# Start of Information supplied

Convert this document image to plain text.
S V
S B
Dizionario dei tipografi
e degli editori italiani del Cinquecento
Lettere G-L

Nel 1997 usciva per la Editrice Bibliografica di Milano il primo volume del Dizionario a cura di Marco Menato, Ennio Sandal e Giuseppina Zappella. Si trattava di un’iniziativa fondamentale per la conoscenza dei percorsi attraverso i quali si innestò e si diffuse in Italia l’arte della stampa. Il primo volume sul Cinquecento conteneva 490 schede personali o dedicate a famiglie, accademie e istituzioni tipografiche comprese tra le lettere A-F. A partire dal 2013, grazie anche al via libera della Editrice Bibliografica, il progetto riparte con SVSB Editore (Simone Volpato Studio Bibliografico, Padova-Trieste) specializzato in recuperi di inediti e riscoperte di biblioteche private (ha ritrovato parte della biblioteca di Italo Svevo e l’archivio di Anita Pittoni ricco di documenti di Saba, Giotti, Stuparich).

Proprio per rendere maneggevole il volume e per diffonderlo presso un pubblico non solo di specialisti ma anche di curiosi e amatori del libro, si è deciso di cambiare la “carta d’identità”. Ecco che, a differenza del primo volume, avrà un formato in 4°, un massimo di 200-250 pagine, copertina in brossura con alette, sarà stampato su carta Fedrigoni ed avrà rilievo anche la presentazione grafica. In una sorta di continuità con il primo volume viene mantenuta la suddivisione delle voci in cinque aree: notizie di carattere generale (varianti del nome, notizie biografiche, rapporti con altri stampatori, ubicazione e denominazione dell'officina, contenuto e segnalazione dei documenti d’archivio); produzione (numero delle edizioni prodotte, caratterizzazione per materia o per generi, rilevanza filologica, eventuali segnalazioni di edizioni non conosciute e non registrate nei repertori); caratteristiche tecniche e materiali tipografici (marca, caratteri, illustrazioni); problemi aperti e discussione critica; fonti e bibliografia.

# End of Information supplied

Short problem: Reproduce the data shown above exactly.

Task response:
Convert this document image to plain text.
S V
S B
Dizionario dei tipografi
e degli editori italiani del Cinquecento
Lettere G-L

Nel 1997 usciva per la Editrice Bibliografica di Milano il primo volume del Dizionario a cura di Marco Menato, Ennio Sandal e Giuseppina Zappella. Si trattava di un’iniziativa fondamentale per la conoscenza dei percorsi attraverso i quali si innestò e si diffuse in Italia l’arte della stampa. Il primo volume sul Cinquecento conteneva 490 schede personali o dedicate a famiglie, accademie e istituzioni tipografiche comprese tra le lettere A-F. A partire dal 2013, grazie anche al via libera della Editrice Bibliografica, il progetto riparte con SVSB Editore (Simone Volpato Studio Bibliografico, Padova-Trieste) specializzato in recuperi di inediti e riscoperte di biblioteche private (ha ritrovato parte della biblioteca di Italo Svevo e l’archivio di Anita Pittoni ricco di documenti di Saba, Giotti, Stuparich).

Proprio per rendere maneggevole il volume e per diffonderlo presso un pubblico non solo di specialisti ma anche di curiosi e amatori del libro, si è deciso di cambiare la “carta d’identità”. Ecco che, a differenza del primo volume, avrà un formato in 4°, un massimo di 200-250 pagine, copertina in brossura con alette, sarà stampato su carta Fedrigoni ed avrà rilievo anche la presentazione grafica. In una sorta di continuità con il primo volume viene mantenuta la suddivisione delle voci in cinque aree: notizie di carattere generale (varianti del nome, notizie biografiche, rapporti con altri stampatori, ubicazione e denominazione dell'officina, contenuto e segnalazione dei documenti d’archivio); produzione (numero delle edizioni prodotte, caratterizzazione per materia o per generi, rilevanza filologica, eventuali segnalazioni di edizioni non conosciute e non registrate nei repertori); caratteristiche tecniche e materiali tipografici (marca, caratteri, illustrazioni); problemi aperti e discussione critica; fonti e bibliografia.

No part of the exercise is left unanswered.